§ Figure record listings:
....

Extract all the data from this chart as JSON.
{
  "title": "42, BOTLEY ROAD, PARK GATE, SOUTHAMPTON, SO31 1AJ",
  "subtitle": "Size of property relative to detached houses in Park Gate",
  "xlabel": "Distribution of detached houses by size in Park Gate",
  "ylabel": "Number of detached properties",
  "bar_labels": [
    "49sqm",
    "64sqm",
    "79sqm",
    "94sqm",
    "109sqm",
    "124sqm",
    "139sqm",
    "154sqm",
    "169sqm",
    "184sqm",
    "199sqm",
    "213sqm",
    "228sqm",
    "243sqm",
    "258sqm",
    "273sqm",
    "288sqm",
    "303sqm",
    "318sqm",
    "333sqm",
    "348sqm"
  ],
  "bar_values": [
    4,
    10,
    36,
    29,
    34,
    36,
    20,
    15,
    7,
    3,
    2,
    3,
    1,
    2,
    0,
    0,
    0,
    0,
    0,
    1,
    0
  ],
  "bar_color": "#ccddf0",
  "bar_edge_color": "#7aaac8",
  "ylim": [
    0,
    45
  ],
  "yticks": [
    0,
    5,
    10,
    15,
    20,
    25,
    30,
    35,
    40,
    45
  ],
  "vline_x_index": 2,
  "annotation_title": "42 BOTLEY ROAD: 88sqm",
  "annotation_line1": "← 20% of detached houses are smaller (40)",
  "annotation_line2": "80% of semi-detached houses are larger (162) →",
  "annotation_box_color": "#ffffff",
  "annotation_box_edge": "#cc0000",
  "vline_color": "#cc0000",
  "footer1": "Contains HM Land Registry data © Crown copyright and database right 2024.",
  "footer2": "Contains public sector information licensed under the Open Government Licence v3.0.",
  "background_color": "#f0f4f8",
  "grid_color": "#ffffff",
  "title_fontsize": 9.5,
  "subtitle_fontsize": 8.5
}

....

Copy all of the data. Keep every word exactly as it is.

Extract all the data from this chart as JSON.
{
  "title": "42, BOTLEY ROAD, PARK GATE, SOUTHAMPTON, SO31 1AJ",
  "subtitle": "Size of property relative to detached houses in Park Gate",
  "xlabel": "Distribution of detached houses by size in Park Gate",
  "ylabel": "Number of detached properties",
  "bar_labels": [
    "49sqm",
    "64sqm",
    "79sqm",
    "94sqm",
    "109sqm",
    "124sqm",
    "139sqm",
    "154sqm",
    "169sqm",
    "184sqm",
    "199sqm",
    "213sqm",
    "228sqm",
    "243sqm",
    "258sqm",
    "273sqm",
    "288sqm",
    "303sqm",
    "318sqm",
    "333sqm",
    "348sqm"
  ],
  "bar_values": [
    4,
    10,
    36,
    29,
    34,
    36,
    20,
    15,
    7,
    3,
    2,
    3,
    1,
    2,
    0,
    0,
    0,
    0,
    0,
    1,
    0
  ],
  "bar_color": "#ccddf0",
  "bar_edge_color": "#7aaac8",
  "ylim": [
    0,
    45
  ],
  "yticks": [
    0,
    5,
    10,
    15,
    20,
    25,
    30,
    35,
    40,
    45
  ],
  "vline_x_index": 2,
  "annotation_title": "42 BOTLEY ROAD: 88sqm",
  "annotation_line1": "← 20% of detached houses are smaller (40)",
  "annotation_line2": "80% of semi-detached houses are larger (162) →",
  "annotation_box_color": "#ffffff",
  "annotation_box_edge": "#cc0000",
  "vline_color": "#cc0000",
  "footer1": "Contains HM Land Registry data © Crown copyright and database right 2024.",
  "footer2": "Contains public sector information licensed under the Open Government Licence v3.0.",
  "background_color": "#f0f4f8",
  "grid_color": "#ffffff",
  "title_fontsize": 9.5,
  "subtitle_fontsize": 8.5
}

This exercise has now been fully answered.